begin Listed entries
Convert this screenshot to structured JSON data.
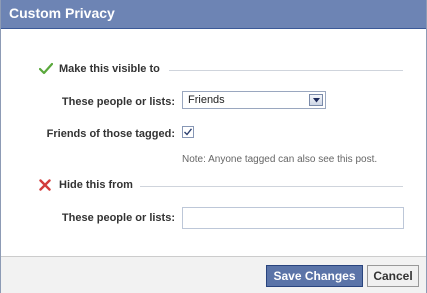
{
  "dialog": {
    "title": "Custom Privacy",
    "visible_section": {
      "heading": "Make this visible to",
      "icon": "green-check-icon",
      "people_label": "These people or lists:",
      "people_selected": "Friends",
      "tagged_label": "Friends of those tagged:",
      "tagged_checked": true,
      "note": "Note: Anyone tagged can also see this post."
    },
    "hide_section": {
      "heading": "Hide this from",
      "icon": "red-x-icon",
      "people_label": "These people or lists:",
      "people_value": ""
    },
    "buttons": {
      "save": "Save Changes",
      "cancel": "Cancel"
    }
  },
  "colors": {
    "titlebar": "#6d84b4",
    "primary_button": "#5b74a8",
    "check": "#5aa83c",
    "x": "#d23b3b"
  }
}
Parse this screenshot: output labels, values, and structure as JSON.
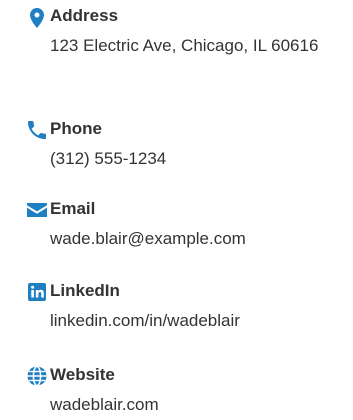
{
  "accent_color": "#1e7fc1",
  "contacts": [
    {
      "icon": "map-pin-icon",
      "label": "Address",
      "value": "123 Electric Ave, Chicago, IL 60616"
    },
    {
      "icon": "phone-icon",
      "label": "Phone",
      "value": "(312) 555-1234"
    },
    {
      "icon": "envelope-icon",
      "label": "Email",
      "value": "wade.blair@example.com"
    },
    {
      "icon": "linkedin-icon",
      "label": "LinkedIn",
      "value": "linkedin.com/in/wadeblair"
    },
    {
      "icon": "globe-icon",
      "label": "Website",
      "value": "wadeblair.com"
    }
  ]
}
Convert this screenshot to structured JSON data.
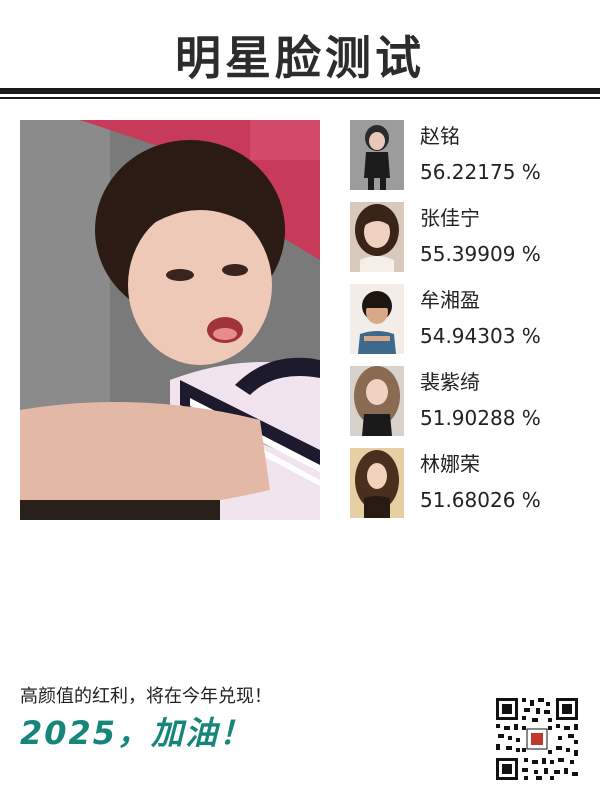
{
  "header": {
    "title": "明星脸测试"
  },
  "matches": [
    {
      "name": "赵铭",
      "score": "56.22175 %"
    },
    {
      "name": "张佳宁",
      "score": "55.39909 %"
    },
    {
      "name": "牟湘盈",
      "score": "54.94303 %"
    },
    {
      "name": "裴紫绮",
      "score": "51.90288 %"
    },
    {
      "name": "林娜荣",
      "score": "51.68026 %"
    }
  ],
  "footer": {
    "slogan": "高颜值的红利，将在今年兑现！",
    "cheer": "2025，加油！"
  },
  "colors": {
    "accent": "#16857a",
    "title": "#2c2c2c",
    "rule": "#1a1a1a"
  }
}
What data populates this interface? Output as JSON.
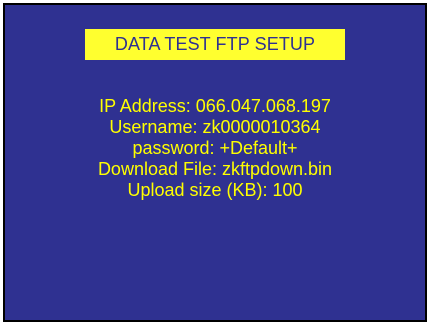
{
  "title": "DATA TEST FTP SETUP",
  "lines": [
    "IP Address: 066.047.068.197",
    "Username: zk0000010364",
    "password: +Default+",
    "Download File: zkftpdown.bin",
    "Upload size (KB): 100"
  ],
  "colors": {
    "background": "#2f3191",
    "title_bg": "#ffff2f",
    "text": "#ffff00"
  }
}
end Listed entries
**Task description:**
Make an exact copy of the data above, pictures excluded.

**Solution:**
Convert this screenshot to structured JSON data.
{
  "dialog": {
    "title": "Custom Privacy",
    "visible_section": {
      "heading": "Make this visible to",
      "icon": "green-check-icon",
      "people_label": "These people or lists:",
      "people_selected": "Friends",
      "tagged_label": "Friends of those tagged:",
      "tagged_checked": true,
      "note": "Note: Anyone tagged can also see this post."
    },
    "hide_section": {
      "heading": "Hide this from",
      "icon": "red-x-icon",
      "people_label": "These people or lists:",
      "people_value": ""
    },
    "buttons": {
      "save": "Save Changes",
      "cancel": "Cancel"
    }
  },
  "colors": {
    "titlebar": "#6d84b4",
    "primary_button": "#5b74a8",
    "check": "#5aa83c",
    "x": "#d23b3b"
  }
}
Parse this screenshot: output labels, values, and structure as JSON.
{
  "accent_color": "#1e7fc1",
  "contacts": [
    {
      "icon": "map-pin-icon",
      "label": "Address",
      "value": "123 Electric Ave, Chicago, IL 60616"
    },
    {
      "icon": "phone-icon",
      "label": "Phone",
      "value": "(312) 555-1234"
    },
    {
      "icon": "envelope-icon",
      "label": "Email",
      "value": "wade.blair@example.com"
    },
    {
      "icon": "linkedin-icon",
      "label": "LinkedIn",
      "value": "linkedin.com/in/wadeblair"
    },
    {
      "icon": "globe-icon",
      "label": "Website",
      "value": "wadeblair.com"
    }
  ]
}
Convert this screenshot to structured JSON data.
{
  "header": {
    "title": "明星脸测试"
  },
  "matches": [
    {
      "name": "赵铭",
      "score": "56.22175 %"
    },
    {
      "name": "张佳宁",
      "score": "55.39909 %"
    },
    {
      "name": "牟湘盈",
      "score": "54.94303 %"
    },
    {
      "name": "裴紫绮",
      "score": "51.90288 %"
    },
    {
      "name": "林娜荣",
      "score": "51.68026 %"
    }
  ],
  "footer": {
    "slogan": "高颜值的红利，将在今年兑现！",
    "cheer": "2025，加油！"
  },
  "colors": {
    "accent": "#16857a",
    "title": "#2c2c2c",
    "rule": "#1a1a1a"
  }
}
What data populates this interface? Output as JSON.
{
  "title": "DATA TEST FTP SETUP",
  "lines": [
    "IP Address: 066.047.068.197",
    "Username: zk0000010364",
    "password: +Default+",
    "Download File: zkftpdown.bin",
    "Upload size (KB): 100"
  ],
  "colors": {
    "background": "#2f3191",
    "title_bg": "#ffff2f",
    "text": "#ffff00"
  }
}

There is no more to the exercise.